WHAT TO WORK ON |
Check each line of the entries below for the string "Three" and state how many lines have it, with no other text.

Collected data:
|---|
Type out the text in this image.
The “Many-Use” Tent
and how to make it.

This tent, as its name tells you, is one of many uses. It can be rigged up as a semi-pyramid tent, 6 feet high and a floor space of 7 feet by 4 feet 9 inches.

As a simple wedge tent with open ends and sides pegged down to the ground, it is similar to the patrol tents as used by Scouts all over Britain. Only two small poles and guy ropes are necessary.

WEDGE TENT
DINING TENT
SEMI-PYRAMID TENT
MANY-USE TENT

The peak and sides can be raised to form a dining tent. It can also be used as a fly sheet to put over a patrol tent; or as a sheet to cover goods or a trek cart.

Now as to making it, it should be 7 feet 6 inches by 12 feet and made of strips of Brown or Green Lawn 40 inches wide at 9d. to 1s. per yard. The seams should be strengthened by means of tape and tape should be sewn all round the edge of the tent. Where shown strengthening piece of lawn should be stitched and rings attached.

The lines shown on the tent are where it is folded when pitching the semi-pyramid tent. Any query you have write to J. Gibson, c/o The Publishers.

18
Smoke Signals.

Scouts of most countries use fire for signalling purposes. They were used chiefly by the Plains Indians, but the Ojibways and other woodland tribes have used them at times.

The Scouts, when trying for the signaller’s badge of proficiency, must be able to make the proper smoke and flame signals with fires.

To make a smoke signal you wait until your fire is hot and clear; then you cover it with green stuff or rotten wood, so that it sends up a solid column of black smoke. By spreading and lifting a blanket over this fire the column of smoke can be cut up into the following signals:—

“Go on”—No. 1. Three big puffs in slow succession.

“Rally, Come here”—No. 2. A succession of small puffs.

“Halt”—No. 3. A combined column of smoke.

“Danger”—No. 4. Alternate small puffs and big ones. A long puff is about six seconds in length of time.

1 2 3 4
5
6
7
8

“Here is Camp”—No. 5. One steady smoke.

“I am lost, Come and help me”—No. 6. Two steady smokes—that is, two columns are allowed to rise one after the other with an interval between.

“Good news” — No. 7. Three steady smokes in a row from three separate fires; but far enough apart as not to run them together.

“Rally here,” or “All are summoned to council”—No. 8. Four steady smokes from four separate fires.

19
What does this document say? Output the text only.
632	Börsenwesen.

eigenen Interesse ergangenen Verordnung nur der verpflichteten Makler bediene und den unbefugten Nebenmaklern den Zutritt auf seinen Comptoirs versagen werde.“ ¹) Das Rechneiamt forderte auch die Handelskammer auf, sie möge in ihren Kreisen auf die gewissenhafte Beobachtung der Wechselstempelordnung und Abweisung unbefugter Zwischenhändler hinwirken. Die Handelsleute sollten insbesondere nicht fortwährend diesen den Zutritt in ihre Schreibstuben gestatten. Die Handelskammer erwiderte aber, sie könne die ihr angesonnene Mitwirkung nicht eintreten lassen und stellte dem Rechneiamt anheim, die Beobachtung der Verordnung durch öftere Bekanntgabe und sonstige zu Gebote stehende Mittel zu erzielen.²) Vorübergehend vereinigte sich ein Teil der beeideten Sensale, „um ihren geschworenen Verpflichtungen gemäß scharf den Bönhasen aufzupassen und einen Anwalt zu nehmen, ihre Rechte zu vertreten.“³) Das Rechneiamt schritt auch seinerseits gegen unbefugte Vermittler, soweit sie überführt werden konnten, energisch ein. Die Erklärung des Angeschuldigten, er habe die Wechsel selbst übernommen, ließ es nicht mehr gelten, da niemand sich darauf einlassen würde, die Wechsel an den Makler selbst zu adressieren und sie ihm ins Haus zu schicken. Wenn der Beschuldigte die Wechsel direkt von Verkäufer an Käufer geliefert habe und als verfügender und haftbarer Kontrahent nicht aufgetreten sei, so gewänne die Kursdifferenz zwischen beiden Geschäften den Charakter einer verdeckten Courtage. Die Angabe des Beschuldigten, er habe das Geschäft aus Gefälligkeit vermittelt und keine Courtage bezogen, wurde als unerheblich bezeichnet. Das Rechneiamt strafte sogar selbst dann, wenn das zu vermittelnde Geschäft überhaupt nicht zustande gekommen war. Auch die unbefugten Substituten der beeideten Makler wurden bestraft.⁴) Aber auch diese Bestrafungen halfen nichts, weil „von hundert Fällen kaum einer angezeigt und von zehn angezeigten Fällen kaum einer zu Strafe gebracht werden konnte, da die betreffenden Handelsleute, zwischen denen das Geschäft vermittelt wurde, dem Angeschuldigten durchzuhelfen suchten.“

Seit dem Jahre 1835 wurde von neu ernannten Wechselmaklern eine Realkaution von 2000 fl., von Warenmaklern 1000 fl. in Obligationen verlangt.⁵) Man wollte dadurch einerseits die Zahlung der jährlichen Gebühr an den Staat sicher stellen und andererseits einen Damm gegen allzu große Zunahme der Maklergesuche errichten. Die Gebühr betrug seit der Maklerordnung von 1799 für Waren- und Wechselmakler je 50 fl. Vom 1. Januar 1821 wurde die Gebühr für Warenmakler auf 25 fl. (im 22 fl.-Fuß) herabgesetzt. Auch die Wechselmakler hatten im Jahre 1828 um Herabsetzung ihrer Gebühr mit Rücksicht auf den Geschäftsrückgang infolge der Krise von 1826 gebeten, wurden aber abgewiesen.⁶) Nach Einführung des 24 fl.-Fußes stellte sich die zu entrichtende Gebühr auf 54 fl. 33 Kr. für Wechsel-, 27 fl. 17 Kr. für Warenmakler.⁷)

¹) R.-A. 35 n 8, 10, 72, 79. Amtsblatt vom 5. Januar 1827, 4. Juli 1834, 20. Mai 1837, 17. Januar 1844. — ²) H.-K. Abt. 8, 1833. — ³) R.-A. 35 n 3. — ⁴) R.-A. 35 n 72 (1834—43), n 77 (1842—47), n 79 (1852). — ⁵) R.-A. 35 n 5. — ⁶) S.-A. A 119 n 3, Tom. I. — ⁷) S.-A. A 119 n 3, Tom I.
|---|
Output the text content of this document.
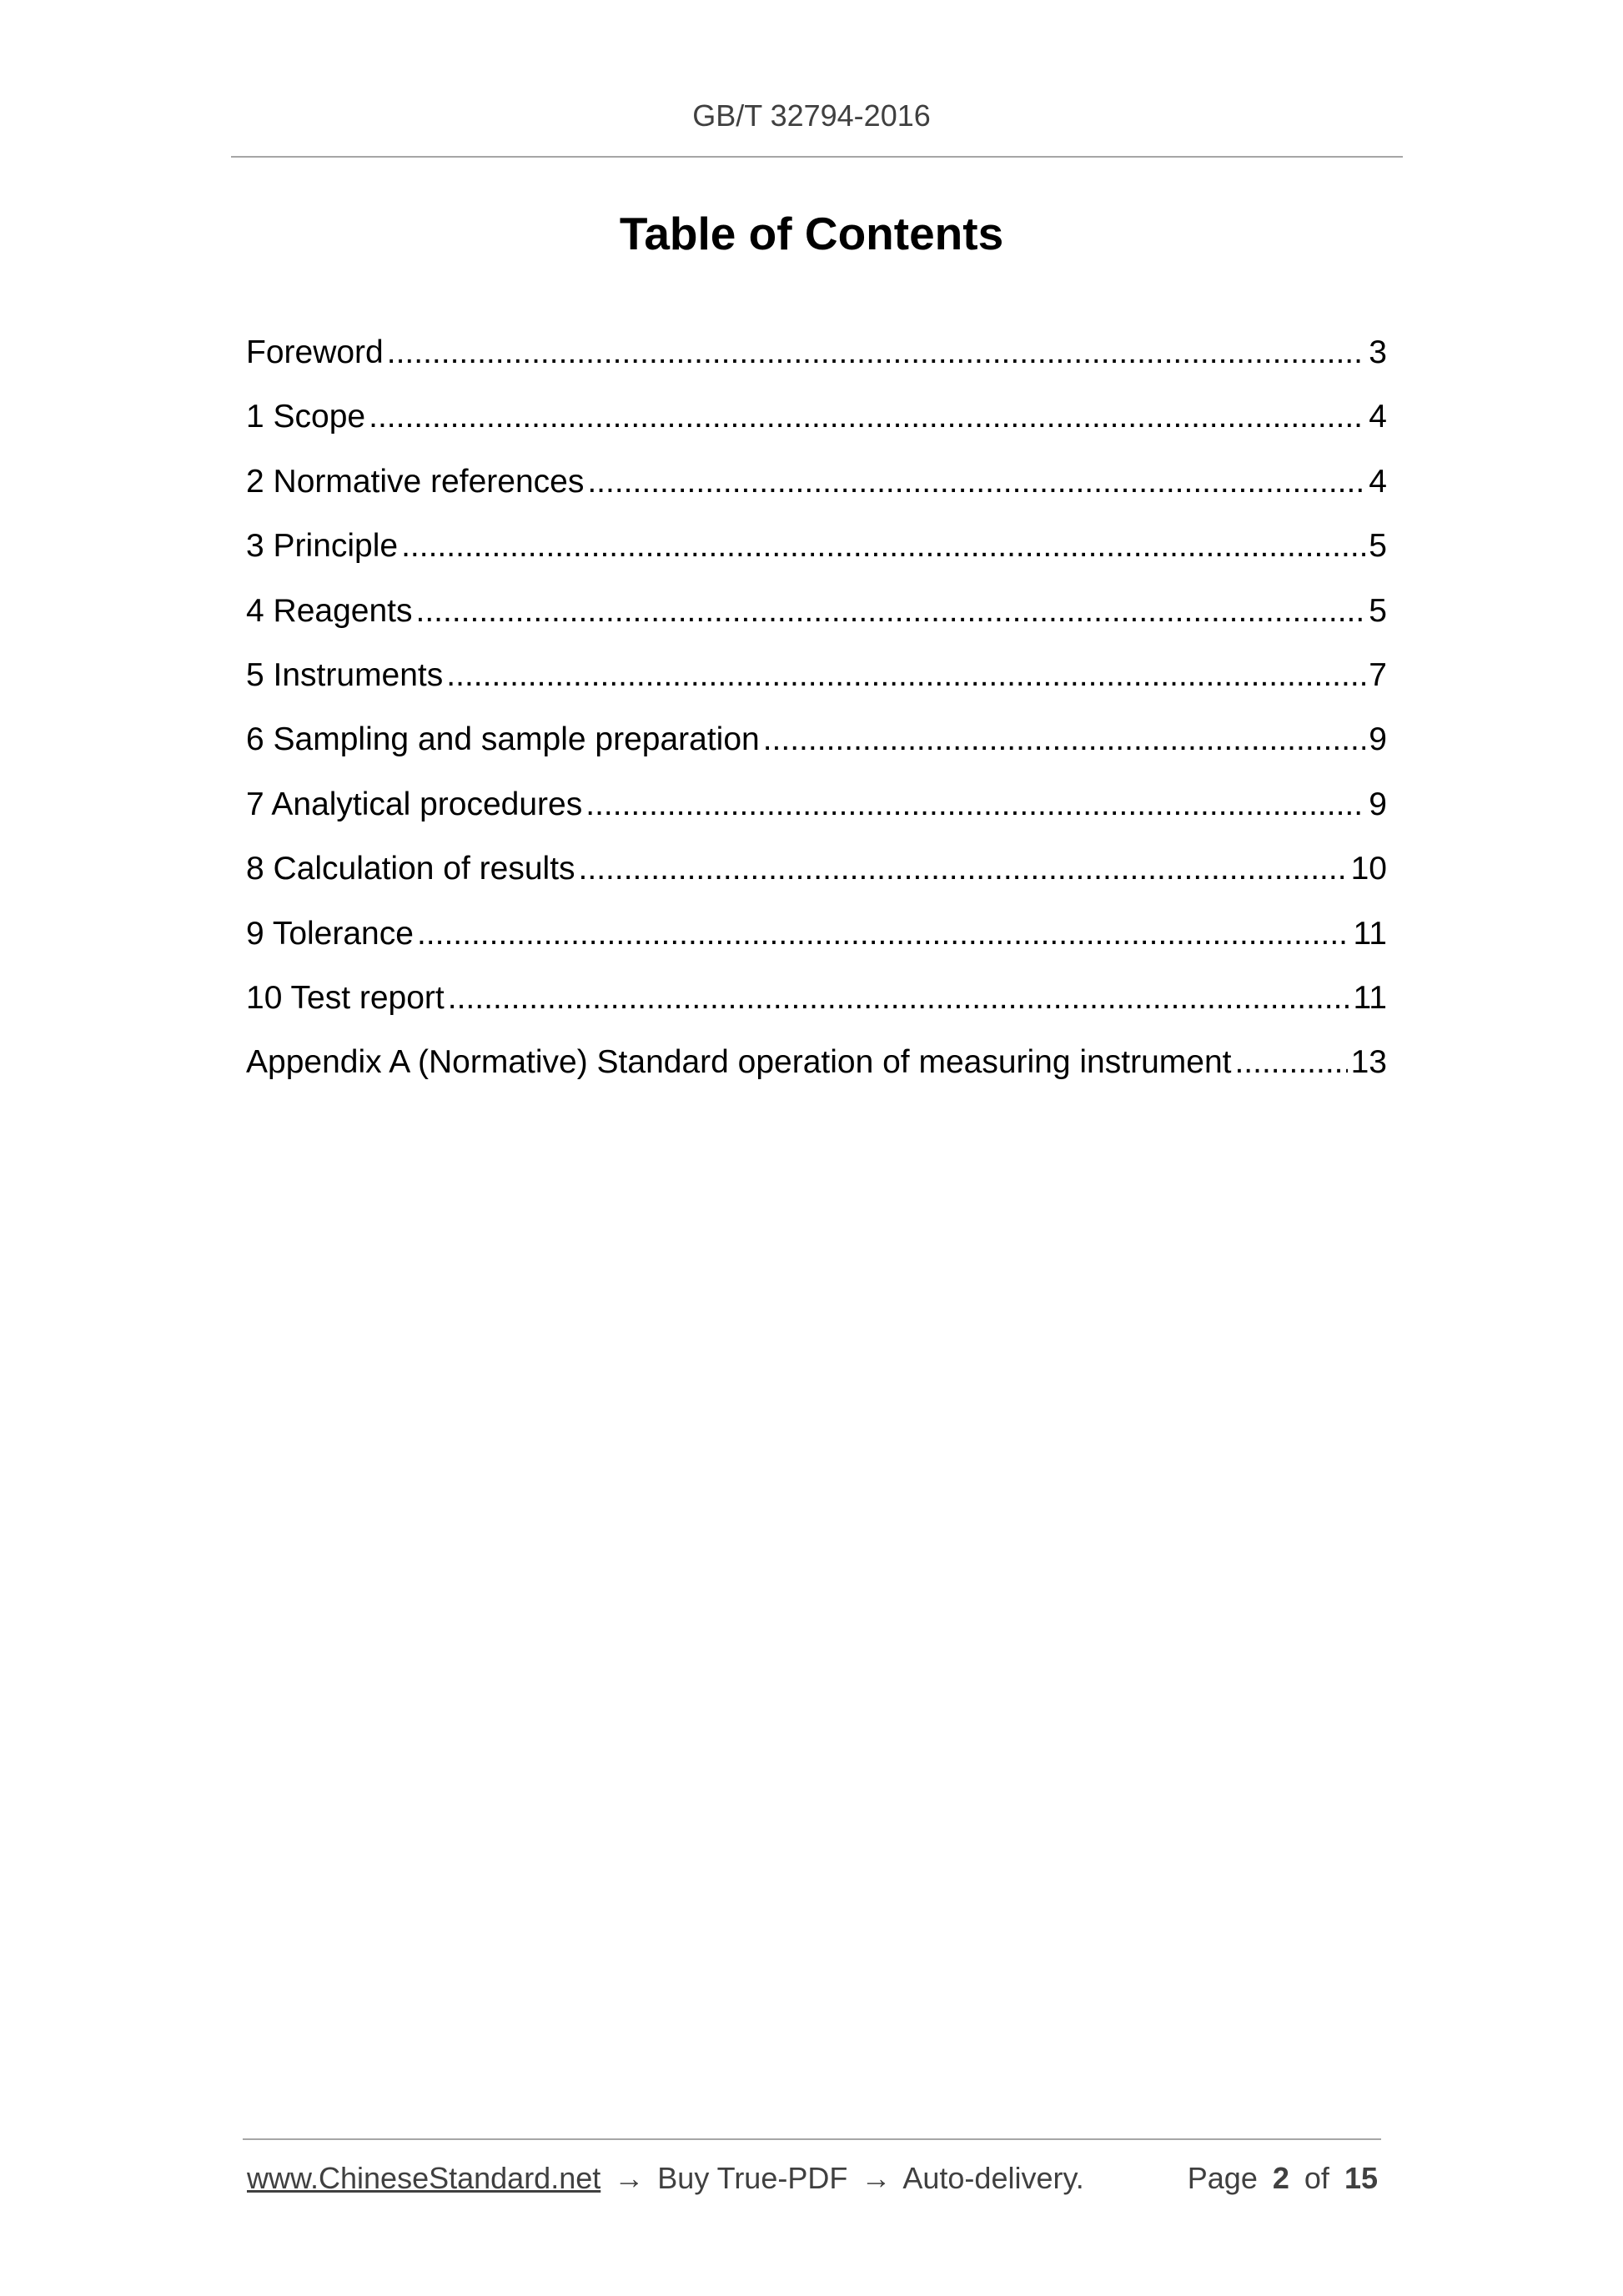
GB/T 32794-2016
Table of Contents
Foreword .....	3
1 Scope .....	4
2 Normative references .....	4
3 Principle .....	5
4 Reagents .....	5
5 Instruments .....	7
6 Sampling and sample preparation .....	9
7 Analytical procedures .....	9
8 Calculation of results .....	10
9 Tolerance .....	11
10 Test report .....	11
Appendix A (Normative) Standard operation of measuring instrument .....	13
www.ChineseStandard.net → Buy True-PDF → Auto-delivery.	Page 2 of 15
|---|
FINAL RESULT |
2